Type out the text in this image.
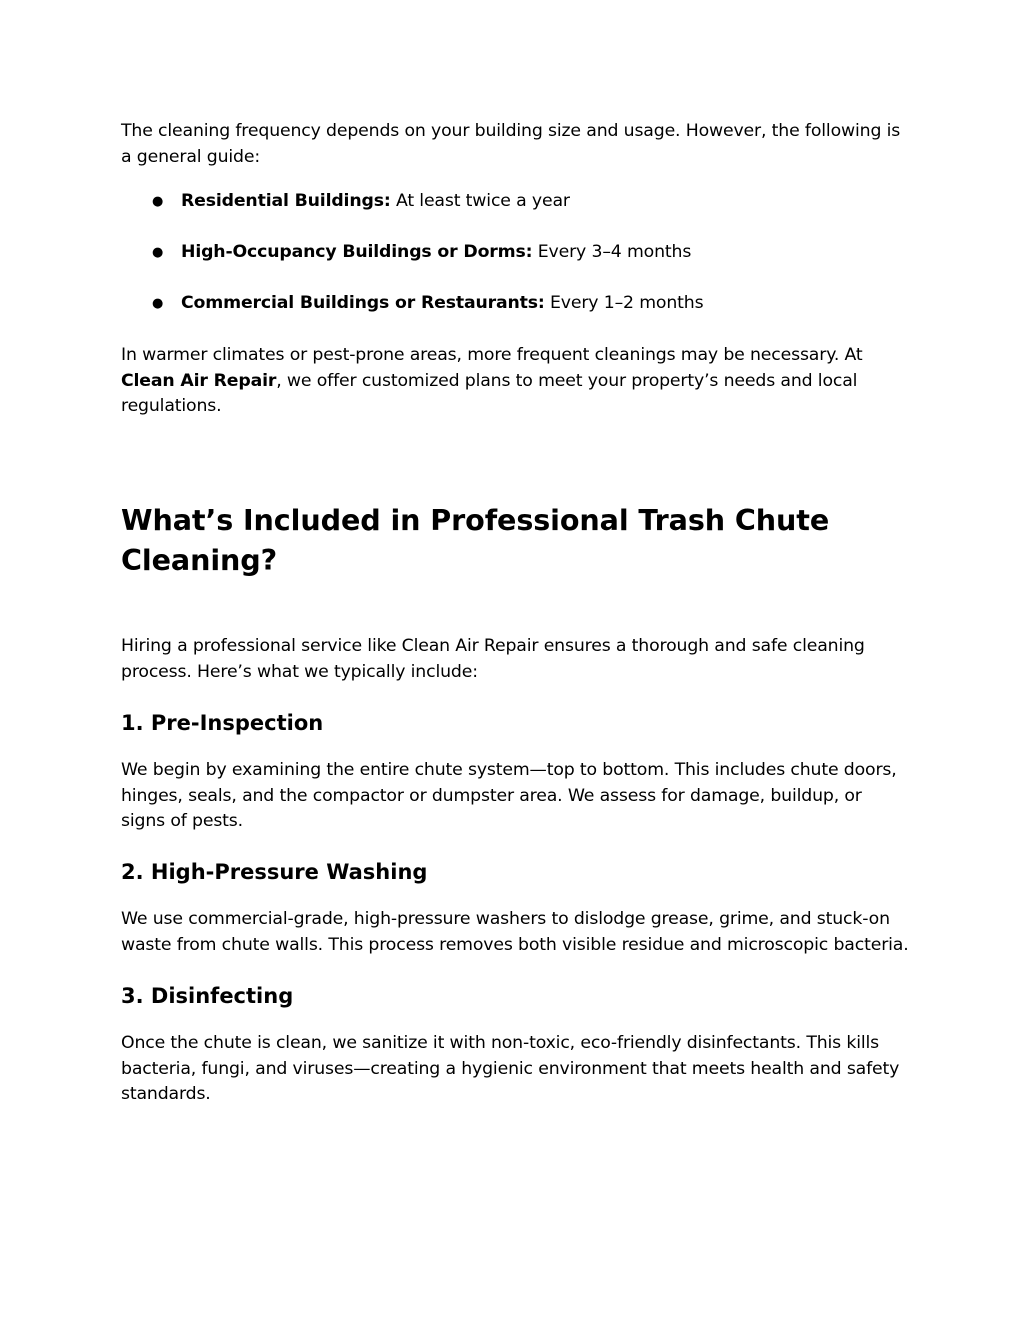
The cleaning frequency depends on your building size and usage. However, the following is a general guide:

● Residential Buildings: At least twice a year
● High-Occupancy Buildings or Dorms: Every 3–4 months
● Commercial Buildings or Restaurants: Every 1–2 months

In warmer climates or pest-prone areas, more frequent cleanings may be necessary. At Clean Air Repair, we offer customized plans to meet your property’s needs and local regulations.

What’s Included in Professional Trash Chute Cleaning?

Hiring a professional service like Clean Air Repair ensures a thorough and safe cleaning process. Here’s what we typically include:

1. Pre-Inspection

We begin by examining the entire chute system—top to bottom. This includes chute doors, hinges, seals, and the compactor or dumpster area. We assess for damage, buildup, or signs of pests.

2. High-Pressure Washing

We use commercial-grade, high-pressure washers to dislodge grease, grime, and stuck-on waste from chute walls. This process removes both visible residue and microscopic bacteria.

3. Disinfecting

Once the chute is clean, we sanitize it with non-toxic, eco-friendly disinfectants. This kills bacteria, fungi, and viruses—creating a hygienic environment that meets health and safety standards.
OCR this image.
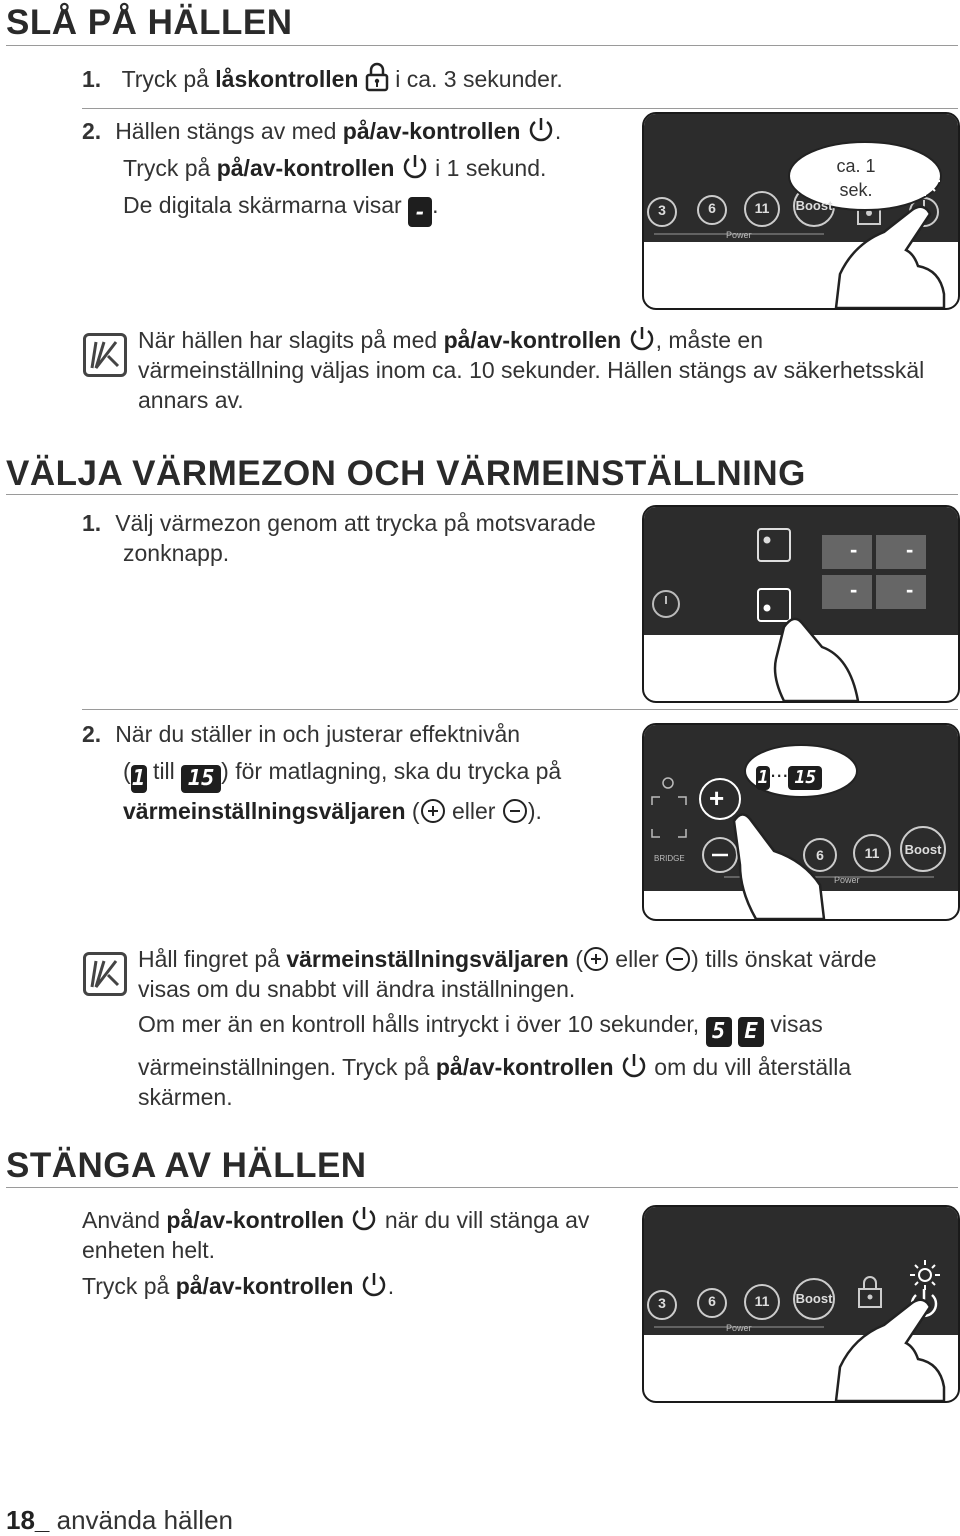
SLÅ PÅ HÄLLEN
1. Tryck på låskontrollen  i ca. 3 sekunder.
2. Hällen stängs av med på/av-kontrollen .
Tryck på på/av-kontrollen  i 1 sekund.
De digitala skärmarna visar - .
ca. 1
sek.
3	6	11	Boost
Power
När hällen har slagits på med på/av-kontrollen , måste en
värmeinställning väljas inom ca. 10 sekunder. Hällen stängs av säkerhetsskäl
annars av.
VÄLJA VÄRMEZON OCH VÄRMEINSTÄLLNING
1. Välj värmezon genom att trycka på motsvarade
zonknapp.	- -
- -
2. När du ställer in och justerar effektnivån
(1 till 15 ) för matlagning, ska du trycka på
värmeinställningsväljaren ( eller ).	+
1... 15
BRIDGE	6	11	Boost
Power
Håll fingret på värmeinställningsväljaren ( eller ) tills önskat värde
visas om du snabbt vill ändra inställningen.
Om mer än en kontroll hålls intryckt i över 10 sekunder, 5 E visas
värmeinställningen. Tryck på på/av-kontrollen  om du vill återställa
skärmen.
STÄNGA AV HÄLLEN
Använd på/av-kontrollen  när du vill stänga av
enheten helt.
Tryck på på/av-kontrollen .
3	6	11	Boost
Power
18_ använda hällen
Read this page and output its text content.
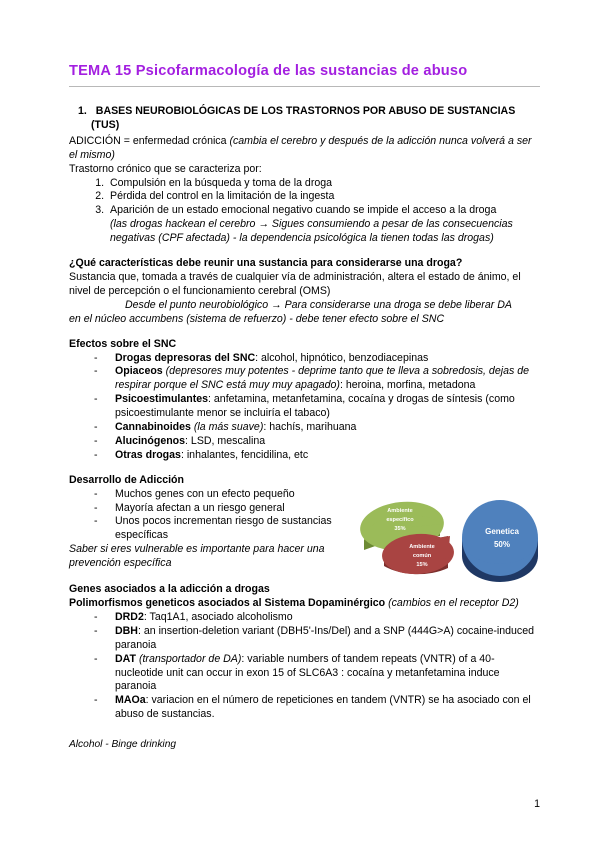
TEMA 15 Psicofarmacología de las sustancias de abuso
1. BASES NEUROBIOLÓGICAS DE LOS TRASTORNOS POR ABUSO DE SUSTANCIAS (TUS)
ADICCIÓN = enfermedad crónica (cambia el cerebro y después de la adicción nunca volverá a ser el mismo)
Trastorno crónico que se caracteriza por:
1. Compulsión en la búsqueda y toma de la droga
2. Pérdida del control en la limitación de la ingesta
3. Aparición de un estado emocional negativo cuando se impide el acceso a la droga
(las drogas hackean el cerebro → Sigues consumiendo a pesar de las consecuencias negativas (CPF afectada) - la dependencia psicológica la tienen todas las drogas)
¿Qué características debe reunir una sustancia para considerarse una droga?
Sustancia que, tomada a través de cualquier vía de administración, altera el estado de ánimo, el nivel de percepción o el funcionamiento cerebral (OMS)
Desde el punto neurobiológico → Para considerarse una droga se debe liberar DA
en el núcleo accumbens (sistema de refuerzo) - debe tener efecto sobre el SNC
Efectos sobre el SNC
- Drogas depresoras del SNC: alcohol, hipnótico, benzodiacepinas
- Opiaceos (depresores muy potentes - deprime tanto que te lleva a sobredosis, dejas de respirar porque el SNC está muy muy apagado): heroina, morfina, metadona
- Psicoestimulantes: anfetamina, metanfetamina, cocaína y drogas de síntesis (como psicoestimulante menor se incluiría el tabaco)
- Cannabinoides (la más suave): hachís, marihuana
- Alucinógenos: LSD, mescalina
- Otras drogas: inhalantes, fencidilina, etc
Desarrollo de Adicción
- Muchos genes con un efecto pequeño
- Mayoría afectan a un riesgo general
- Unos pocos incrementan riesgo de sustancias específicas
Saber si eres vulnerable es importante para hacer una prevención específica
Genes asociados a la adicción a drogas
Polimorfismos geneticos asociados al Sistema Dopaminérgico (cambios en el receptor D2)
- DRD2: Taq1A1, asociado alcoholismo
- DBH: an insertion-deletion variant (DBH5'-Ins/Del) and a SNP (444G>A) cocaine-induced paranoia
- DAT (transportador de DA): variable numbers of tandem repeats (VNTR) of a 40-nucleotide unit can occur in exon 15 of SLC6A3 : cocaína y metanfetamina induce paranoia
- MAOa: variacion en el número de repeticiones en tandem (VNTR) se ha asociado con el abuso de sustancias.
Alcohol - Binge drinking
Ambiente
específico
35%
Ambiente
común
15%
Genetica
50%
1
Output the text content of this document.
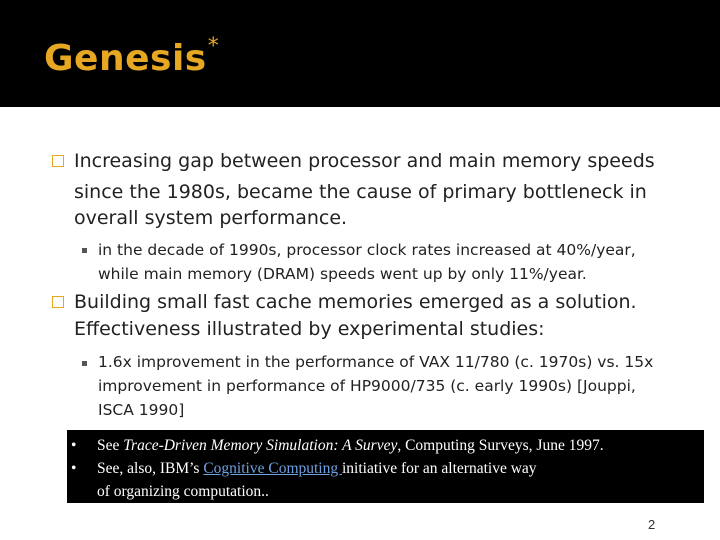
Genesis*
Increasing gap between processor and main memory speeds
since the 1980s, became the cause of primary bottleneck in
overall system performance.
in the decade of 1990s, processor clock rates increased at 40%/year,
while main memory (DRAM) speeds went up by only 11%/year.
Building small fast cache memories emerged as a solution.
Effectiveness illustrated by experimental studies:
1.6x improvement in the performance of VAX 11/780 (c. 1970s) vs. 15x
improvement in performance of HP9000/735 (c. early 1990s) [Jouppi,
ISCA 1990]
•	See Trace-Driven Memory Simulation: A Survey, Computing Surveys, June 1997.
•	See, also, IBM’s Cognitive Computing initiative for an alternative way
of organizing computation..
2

* Task details:
Return the records above verbatim, leaving out images.

* Exercise solution:
Type out the text in this image.
The cleaning frequency depends on your building size and usage. However, the following is a general guide:

● Residential Buildings: At least twice a year
● High-Occupancy Buildings or Dorms: Every 3–4 months
● Commercial Buildings or Restaurants: Every 1–2 months

In warmer climates or pest-prone areas, more frequent cleanings may be necessary. At Clean Air Repair, we offer customized plans to meet your property’s needs and local regulations.

What’s Included in Professional Trash Chute Cleaning?

Hiring a professional service like Clean Air Repair ensures a thorough and safe cleaning process. Here’s what we typically include:

1. Pre-Inspection

We begin by examining the entire chute system—top to bottom. This includes chute doors, hinges, seals, and the compactor or dumpster area. We assess for damage, buildup, or signs of pests.

2. High-Pressure Washing

We use commercial-grade, high-pressure washers to dislodge grease, grime, and stuck-on waste from chute walls. This process removes both visible residue and microscopic bacteria.

3. Disinfecting

Once the chute is clean, we sanitize it with non-toxic, eco-friendly disinfectants. This kills bacteria, fungi, and viruses—creating a hygienic environment that meets health and safety standards.
OCR this image.
SLÅ PÅ HÄLLEN
1. Tryck på låskontrollen  i ca. 3 sekunder.
2. Hällen stängs av med på/av-kontrollen .
Tryck på på/av-kontrollen  i 1 sekund.
De digitala skärmarna visar - .
ca. 1
sek.
3	6	11	Boost
Power
När hällen har slagits på med på/av-kontrollen , måste en
värmeinställning väljas inom ca. 10 sekunder. Hällen stängs av säkerhetsskäl
annars av.
VÄLJA VÄRMEZON OCH VÄRMEINSTÄLLNING
1. Välj värmezon genom att trycka på motsvarade
zonknapp.	- -
- -
2. När du ställer in och justerar effektnivån
(1 till 15 ) för matlagning, ska du trycka på
värmeinställningsväljaren ( eller ).	+
1... 15
BRIDGE	6	11	Boost
Power
Håll fingret på värmeinställningsväljaren ( eller ) tills önskat värde
visas om du snabbt vill ändra inställningen.
Om mer än en kontroll hålls intryckt i över 10 sekunder, 5 E visas
värmeinställningen. Tryck på på/av-kontrollen  om du vill återställa
skärmen.
STÄNGA AV HÄLLEN
Använd på/av-kontrollen  när du vill stänga av
enheten helt.
Tryck på på/av-kontrollen .
3	6	11	Boost
Power
18_ använda hällen
Read this page and output its text content.
TEMA 15 Psicofarmacología de las sustancias de abuso
1. BASES NEUROBIOLÓGICAS DE LOS TRASTORNOS POR ABUSO DE SUSTANCIAS (TUS)
ADICCIÓN = enfermedad crónica (cambia el cerebro y después de la adicción nunca volverá a ser el mismo)
Trastorno crónico que se caracteriza por:
1. Compulsión en la búsqueda y toma de la droga
2. Pérdida del control en la limitación de la ingesta
3. Aparición de un estado emocional negativo cuando se impide el acceso a la droga
(las drogas hackean el cerebro → Sigues consumiendo a pesar de las consecuencias negativas (CPF afectada) - la dependencia psicológica la tienen todas las drogas)
¿Qué características debe reunir una sustancia para considerarse una droga?
Sustancia que, tomada a través de cualquier vía de administración, altera el estado de ánimo, el nivel de percepción o el funcionamiento cerebral (OMS)
Desde el punto neurobiológico → Para considerarse una droga se debe liberar DA
en el núcleo accumbens (sistema de refuerzo) - debe tener efecto sobre el SNC
Efectos sobre el SNC
- Drogas depresoras del SNC: alcohol, hipnótico, benzodiacepinas
- Opiaceos (depresores muy potentes - deprime tanto que te lleva a sobredosis, dejas de respirar porque el SNC está muy muy apagado): heroina, morfina, metadona
- Psicoestimulantes: anfetamina, metanfetamina, cocaína y drogas de síntesis (como psicoestimulante menor se incluiría el tabaco)
- Cannabinoides (la más suave): hachís, marihuana
- Alucinógenos: LSD, mescalina
- Otras drogas: inhalantes, fencidilina, etc
Desarrollo de Adicción
- Muchos genes con un efecto pequeño
- Mayoría afectan a un riesgo general
- Unos pocos incrementan riesgo de sustancias específicas
Saber si eres vulnerable es importante para hacer una prevención específica
Genes asociados a la adicción a drogas
Polimorfismos geneticos asociados al Sistema Dopaminérgico (cambios en el receptor D2)
- DRD2: Taq1A1, asociado alcoholismo
- DBH: an insertion-deletion variant (DBH5'-Ins/Del) and a SNP (444G>A) cocaine-induced paranoia
- DAT (transportador de DA): variable numbers of tandem repeats (VNTR) of a 40-nucleotide unit can occur in exon 15 of SLC6A3 : cocaína y metanfetamina induce paranoia
- MAOa: variacion en el número de repeticiones en tandem (VNTR) se ha asociado con el abuso de sustancias.
Alcohol - Binge drinking
Ambiente
específico
35%
Ambiente
común
15%
Genetica
50%
1
Output the text content of this document.
Genesis*
Increasing gap between processor and main memory speeds
since the 1980s, became the cause of primary bottleneck in
overall system performance.
in the decade of 1990s, processor clock rates increased at 40%/year,
while main memory (DRAM) speeds went up by only 11%/year.
Building small fast cache memories emerged as a solution.
Effectiveness illustrated by experimental studies:
1.6x improvement in the performance of VAX 11/780 (c. 1970s) vs. 15x
improvement in performance of HP9000/735 (c. early 1990s) [Jouppi,
ISCA 1990]
•	See Trace-Driven Memory Simulation: A Survey, Computing Surveys, June 1997.
•	See, also, IBM’s Cognitive Computing initiative for an alternative way
of organizing computation..
2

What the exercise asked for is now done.